[Work instructions]:
1. In the passage on B2B software, which tool did Salesforce acquire for document collaboration?
2. Rewrite everything in the passage on B2B software from "Scenario 2: workflow" down to "a near future.", switching "workflow apps" to "workflow tools".
Segment Start: Passage provided
From a general perspective what we’re seeing is that the major SORs are transitioning to platforms and protect themselves from commoditization by:

  • Moving away from a pure software player model to a platform model where they grow an ecosystem of third party tools around their core service (SalesForce, Hubspot, Slack…).
  • Expanding their stack in terms of core offer: Salesforce beefed up its core CRM offer by acquiring tools such as ExactTarget for marketing, Quip for document collaboration, Heroku for cloud hosting etc. At a different scale Hubspot is doing the same by adding sales tools to its traditional core marketing product.

On the workflow SaaS side the ones which rely mainly on better UX/UI will increasingly be threatened (and I’m wondering if the sale of Trello to Atlassian is not a good illustration of this trend). This is why more Workflow apps try to add AI / ML to their mix to avoid being copied too easily.

Now that we have covered these 3 sets of problems in details let’s step back and see what it could imply for the B2B software industry in the next few years.

Scenarios

Scenario 1: we’re heading back toward SORs dominance like in the good old Microsoft, Oracle or SAP days

At a macro level it seems that more and more SORs are transitioning to platforms and could lock the major software categories by:

  • Developing their third party ecosystems to benefit from network effects.
  • Offering customers more features to solve the discovery problems (via SORs internal app stores) and the usage problems (SORs APIs, single sign on features etc.).
  • Beefing up their own core product and diversifying their offer.

We’re still at the beginning of this movement and not all SORs are progressing at the same speed but if this trend continues it could result in a landscape similar to the Microsoft — SAP era where a bunch of major software providers (here the SORs) dominate the market making it extremely hard for newcomers to displace (until the next innovation cycle).

But it doesn’t mean it’s the end of other big software companies. A huge difference between the on-premise era and now is the platform aspect. For instance Veeva is a billion dollar company built on top of SalesForce platform, and as more SORs platforms are emerging and maturing we can expect to see more billion dollar companies like Veeva to get built on top of them.

Another consequence is the multiplication of very healthy and profitable SaaS businesses that will not reach the hundreds millions of dollars valuation but will be “successful and profitable companies that generate life-changing wealth for the founders and great returns for early investors” as Christoph writes it.

These “successful and profitable” companies need to be fuelled by alternative way of financing (than traditional equity based investors) this is why we’re witnessing the rise of revenue based, crowdfunding, debt and cash flow financing services such as Lighter Capital, SaaS Capital, Crowdcube etc.

Scenario 2: workflow SaaS & API platforms will disrupt SORs

In the second scenario workflow apps could actually threaten SORs and replace them in a near future.

The main argument here is that as UX/UI stopped being a major barrier to entry, data (which SORs control) could also take the same path due to the rise of AI/ML.

Successful SORs are very valuable because they managed to collect critical data from businesses and since collecting this data is a long and complicated process, businesses tend to stick with the same provider (lock in effect).

But what if collecting data thanks to automation, bots, AI, machine learning or other emerging tech becomes 100 times easier and automated? Would SORs be still that valuable? Could they lock users as efficiently as they do right now?

Another interesting bet can be made on the standalone API platforms. API platforms like Hull.io (disclaimer we’re investors in them) enable business data to flow between SaaS and it’s not far fetched to think that such tool could build unique data sets.
Segment End: Passage provided
Segment Start: Stored data
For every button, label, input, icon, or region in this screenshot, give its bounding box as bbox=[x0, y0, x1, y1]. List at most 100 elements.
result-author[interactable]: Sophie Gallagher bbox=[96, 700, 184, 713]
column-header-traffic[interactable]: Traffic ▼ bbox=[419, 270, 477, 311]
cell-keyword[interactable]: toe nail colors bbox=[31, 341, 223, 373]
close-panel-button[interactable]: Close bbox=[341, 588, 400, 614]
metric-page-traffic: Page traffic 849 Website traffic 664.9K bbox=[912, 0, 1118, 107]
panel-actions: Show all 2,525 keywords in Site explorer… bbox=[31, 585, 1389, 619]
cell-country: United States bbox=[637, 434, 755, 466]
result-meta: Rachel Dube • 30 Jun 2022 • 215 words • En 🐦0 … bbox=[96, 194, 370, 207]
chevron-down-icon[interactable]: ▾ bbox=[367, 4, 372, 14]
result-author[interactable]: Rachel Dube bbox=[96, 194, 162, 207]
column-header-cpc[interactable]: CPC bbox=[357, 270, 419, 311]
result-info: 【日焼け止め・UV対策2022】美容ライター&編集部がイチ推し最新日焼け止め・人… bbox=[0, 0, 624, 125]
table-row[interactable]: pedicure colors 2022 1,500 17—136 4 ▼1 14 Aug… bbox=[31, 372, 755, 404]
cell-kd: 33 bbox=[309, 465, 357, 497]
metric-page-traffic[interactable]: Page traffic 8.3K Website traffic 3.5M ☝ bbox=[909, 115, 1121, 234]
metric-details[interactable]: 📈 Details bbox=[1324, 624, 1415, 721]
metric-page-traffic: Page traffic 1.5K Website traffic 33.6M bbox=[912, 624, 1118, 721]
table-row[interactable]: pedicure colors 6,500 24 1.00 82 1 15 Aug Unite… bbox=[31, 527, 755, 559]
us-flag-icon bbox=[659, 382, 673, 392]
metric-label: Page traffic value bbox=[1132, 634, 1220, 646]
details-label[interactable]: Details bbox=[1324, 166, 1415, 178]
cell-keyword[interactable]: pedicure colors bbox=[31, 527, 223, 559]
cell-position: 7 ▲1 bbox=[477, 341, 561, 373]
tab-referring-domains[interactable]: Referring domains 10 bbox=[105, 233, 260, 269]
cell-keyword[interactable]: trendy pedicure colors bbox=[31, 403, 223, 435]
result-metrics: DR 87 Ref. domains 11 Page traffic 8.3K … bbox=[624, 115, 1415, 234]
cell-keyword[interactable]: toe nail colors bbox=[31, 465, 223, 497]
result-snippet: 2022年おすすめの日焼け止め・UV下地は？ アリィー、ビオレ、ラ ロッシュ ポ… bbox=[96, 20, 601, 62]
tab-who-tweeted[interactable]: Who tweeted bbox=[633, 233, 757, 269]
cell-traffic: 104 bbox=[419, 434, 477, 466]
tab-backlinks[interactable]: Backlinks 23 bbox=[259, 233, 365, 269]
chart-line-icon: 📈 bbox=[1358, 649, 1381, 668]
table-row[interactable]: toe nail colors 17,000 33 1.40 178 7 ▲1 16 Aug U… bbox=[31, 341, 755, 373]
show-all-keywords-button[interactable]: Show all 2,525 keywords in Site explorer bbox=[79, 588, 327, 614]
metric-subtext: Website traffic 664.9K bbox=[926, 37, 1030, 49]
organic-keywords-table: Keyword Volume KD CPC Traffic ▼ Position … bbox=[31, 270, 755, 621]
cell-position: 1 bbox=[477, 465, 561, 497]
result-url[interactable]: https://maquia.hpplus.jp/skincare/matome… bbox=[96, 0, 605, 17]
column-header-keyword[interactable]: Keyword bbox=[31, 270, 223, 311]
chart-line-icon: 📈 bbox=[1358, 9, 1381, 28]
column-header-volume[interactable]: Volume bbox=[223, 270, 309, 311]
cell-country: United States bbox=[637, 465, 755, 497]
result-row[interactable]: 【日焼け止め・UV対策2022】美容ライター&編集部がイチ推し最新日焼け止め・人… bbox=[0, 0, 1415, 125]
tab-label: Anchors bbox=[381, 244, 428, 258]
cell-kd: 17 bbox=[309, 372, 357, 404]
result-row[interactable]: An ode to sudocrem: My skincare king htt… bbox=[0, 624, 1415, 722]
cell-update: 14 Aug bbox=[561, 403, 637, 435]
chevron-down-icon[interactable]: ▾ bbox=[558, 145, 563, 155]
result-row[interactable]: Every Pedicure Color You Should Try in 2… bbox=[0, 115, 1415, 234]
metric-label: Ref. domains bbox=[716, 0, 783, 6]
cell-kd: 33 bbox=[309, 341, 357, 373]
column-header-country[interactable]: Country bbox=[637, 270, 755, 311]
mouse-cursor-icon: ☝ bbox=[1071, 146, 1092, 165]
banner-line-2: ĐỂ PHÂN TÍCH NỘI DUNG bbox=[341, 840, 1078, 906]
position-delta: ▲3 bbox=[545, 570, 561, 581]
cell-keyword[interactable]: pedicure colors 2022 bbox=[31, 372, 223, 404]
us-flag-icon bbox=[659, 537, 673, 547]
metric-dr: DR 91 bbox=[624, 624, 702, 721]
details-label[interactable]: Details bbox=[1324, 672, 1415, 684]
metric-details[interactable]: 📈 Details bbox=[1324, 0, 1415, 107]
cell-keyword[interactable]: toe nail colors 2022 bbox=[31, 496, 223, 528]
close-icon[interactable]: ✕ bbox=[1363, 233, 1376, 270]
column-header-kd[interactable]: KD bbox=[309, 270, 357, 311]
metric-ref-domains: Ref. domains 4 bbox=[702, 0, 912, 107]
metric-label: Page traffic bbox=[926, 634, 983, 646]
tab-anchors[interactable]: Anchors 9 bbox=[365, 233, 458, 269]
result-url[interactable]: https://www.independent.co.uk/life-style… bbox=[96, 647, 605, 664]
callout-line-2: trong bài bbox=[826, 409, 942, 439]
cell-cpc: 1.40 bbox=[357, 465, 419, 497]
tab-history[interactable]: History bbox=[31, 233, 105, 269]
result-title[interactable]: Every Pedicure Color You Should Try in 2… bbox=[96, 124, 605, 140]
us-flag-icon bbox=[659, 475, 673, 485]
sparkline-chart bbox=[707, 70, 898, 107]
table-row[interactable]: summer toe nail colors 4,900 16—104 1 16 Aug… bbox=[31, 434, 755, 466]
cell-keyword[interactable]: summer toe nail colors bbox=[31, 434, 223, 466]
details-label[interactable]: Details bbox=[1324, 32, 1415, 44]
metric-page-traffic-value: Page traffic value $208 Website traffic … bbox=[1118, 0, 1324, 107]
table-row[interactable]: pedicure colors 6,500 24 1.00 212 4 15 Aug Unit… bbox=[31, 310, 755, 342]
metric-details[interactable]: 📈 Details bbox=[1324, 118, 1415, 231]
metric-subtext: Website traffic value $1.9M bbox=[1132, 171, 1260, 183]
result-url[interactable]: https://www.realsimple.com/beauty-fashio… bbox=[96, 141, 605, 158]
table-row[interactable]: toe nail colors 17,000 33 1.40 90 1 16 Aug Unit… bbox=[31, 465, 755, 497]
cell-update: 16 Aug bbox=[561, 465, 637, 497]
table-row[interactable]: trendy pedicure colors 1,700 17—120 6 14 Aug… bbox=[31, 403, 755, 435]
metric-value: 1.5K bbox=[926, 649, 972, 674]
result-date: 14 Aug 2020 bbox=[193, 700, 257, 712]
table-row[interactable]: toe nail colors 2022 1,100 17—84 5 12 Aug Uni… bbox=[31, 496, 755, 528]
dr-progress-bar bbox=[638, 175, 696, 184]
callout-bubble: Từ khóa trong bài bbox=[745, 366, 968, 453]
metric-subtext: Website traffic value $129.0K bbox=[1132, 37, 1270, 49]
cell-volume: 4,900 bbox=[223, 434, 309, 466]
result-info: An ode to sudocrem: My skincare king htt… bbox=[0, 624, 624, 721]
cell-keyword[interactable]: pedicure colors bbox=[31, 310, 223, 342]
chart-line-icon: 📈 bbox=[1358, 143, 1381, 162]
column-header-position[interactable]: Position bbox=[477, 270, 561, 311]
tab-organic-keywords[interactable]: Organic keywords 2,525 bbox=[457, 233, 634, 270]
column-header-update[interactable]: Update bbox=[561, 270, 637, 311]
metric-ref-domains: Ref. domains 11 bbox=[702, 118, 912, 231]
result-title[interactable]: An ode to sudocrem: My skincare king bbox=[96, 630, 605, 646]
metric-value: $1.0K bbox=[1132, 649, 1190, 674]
Segment End: Stored data
[Exercise results]:
1. Quip

2.
Scenario 2: workflow SaaS & API platforms will disrupt SORs

In the second scenario workflow tools could actually threaten SORs and replace them in a near future.